> _To do_:
Lines containing the word "name" are the ones to copy from the records below.

> _Provided records_:
◇ ◇ ◇
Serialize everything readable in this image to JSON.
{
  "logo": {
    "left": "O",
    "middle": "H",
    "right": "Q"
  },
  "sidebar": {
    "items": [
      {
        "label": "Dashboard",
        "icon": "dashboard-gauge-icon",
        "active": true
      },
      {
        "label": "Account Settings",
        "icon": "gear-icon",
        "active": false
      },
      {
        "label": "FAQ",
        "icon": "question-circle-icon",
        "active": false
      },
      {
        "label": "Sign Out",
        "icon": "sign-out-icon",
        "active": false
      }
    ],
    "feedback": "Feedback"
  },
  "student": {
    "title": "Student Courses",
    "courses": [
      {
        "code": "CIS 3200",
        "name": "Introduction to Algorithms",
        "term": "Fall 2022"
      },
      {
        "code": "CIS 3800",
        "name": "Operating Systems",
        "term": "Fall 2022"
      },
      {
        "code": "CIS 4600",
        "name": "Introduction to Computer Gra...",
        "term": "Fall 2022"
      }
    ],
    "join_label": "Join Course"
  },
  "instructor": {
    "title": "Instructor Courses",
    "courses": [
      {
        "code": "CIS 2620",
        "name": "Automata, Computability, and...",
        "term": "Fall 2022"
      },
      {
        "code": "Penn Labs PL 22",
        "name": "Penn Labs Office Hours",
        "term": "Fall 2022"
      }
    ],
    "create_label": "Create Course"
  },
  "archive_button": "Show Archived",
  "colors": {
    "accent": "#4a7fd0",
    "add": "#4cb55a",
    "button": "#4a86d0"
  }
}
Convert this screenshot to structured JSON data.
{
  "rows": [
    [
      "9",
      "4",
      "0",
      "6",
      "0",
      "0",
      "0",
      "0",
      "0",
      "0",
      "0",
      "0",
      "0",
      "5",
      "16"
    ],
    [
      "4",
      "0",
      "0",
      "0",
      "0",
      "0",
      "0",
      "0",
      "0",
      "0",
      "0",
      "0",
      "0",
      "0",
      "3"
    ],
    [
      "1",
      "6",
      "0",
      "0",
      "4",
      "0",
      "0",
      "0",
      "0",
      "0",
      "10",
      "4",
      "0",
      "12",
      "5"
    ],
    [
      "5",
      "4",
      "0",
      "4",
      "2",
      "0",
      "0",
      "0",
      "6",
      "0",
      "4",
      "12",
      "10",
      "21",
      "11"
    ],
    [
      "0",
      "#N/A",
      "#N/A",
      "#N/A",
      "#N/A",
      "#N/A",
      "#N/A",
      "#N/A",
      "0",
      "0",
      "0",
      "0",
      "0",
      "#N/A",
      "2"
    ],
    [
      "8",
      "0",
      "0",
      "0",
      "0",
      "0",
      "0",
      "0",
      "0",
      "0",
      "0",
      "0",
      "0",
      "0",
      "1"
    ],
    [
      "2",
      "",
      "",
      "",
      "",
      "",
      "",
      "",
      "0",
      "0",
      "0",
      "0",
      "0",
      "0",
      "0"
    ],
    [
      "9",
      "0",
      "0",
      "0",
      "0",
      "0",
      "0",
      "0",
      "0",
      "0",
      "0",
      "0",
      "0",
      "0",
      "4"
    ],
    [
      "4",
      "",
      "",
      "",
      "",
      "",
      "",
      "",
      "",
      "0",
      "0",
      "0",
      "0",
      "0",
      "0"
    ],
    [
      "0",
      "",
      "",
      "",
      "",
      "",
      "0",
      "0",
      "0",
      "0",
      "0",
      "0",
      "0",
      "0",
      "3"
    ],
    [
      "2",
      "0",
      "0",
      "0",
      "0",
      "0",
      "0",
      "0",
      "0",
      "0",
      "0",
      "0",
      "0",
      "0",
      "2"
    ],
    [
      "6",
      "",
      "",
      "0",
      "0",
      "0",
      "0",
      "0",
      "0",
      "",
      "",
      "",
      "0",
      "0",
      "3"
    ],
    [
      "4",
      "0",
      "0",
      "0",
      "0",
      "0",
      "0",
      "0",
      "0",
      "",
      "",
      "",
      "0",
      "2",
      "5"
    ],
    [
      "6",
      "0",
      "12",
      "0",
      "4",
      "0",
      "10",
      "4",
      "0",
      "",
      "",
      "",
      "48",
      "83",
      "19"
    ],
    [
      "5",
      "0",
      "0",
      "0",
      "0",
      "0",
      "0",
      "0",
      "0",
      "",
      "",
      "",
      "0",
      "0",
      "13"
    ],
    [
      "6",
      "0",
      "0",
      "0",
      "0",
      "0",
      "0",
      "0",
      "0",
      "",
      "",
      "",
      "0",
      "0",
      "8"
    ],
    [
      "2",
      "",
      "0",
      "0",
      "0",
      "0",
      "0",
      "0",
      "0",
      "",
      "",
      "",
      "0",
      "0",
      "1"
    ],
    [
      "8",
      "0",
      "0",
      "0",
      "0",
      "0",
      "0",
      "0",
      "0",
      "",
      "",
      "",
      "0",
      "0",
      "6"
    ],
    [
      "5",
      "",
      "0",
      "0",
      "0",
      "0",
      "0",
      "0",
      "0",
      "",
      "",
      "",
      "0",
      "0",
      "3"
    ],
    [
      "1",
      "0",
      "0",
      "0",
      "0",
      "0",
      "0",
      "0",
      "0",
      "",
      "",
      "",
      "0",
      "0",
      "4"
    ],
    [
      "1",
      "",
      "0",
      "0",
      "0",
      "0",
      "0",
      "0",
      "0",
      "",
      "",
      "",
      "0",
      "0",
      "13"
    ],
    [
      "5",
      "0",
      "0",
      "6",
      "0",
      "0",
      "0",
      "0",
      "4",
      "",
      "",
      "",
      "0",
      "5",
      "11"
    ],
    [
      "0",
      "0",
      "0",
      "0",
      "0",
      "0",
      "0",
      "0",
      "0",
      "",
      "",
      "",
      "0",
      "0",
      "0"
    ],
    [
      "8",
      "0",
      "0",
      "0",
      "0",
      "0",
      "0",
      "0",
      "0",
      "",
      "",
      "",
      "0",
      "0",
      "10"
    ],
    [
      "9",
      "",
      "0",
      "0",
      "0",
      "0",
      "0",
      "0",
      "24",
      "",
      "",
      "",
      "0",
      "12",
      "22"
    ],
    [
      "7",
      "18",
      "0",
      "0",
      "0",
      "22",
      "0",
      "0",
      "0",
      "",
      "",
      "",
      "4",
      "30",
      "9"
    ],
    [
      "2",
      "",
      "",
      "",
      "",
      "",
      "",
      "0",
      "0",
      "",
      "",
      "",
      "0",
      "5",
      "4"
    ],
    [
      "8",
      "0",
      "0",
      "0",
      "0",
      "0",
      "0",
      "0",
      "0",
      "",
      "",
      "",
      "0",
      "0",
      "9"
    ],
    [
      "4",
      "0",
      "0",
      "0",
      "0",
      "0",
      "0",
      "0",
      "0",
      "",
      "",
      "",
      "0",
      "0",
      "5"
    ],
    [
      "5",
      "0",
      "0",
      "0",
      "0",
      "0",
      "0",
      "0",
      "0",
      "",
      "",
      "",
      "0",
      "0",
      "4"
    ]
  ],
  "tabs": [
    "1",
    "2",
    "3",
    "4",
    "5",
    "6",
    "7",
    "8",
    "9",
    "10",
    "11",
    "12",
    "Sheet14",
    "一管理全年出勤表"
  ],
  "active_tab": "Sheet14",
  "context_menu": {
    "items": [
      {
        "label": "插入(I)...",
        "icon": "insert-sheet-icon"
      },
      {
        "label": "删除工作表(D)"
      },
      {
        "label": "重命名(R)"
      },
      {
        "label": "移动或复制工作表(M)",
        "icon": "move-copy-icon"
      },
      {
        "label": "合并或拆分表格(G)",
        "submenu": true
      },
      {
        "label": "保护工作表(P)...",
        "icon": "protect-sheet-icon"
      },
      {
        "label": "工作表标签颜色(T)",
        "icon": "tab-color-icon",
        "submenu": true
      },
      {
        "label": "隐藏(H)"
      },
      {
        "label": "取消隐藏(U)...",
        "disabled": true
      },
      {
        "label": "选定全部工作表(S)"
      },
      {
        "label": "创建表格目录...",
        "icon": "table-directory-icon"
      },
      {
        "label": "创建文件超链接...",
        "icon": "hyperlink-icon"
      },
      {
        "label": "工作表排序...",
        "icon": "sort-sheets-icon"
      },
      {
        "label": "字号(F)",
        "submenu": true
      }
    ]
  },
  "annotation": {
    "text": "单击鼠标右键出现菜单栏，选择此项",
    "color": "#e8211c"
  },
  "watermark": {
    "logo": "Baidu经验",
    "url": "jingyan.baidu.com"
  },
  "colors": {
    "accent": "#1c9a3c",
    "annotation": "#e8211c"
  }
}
◇ ◇ ◇
> _Final result_:
        "name": "Introduction to Algorithms",
        "name": "Operating Systems",
        "name": "Introduction to Computer Gra...",
        "name": "Automata, Computability, and...",
        "name": "Penn Labs Office Hours",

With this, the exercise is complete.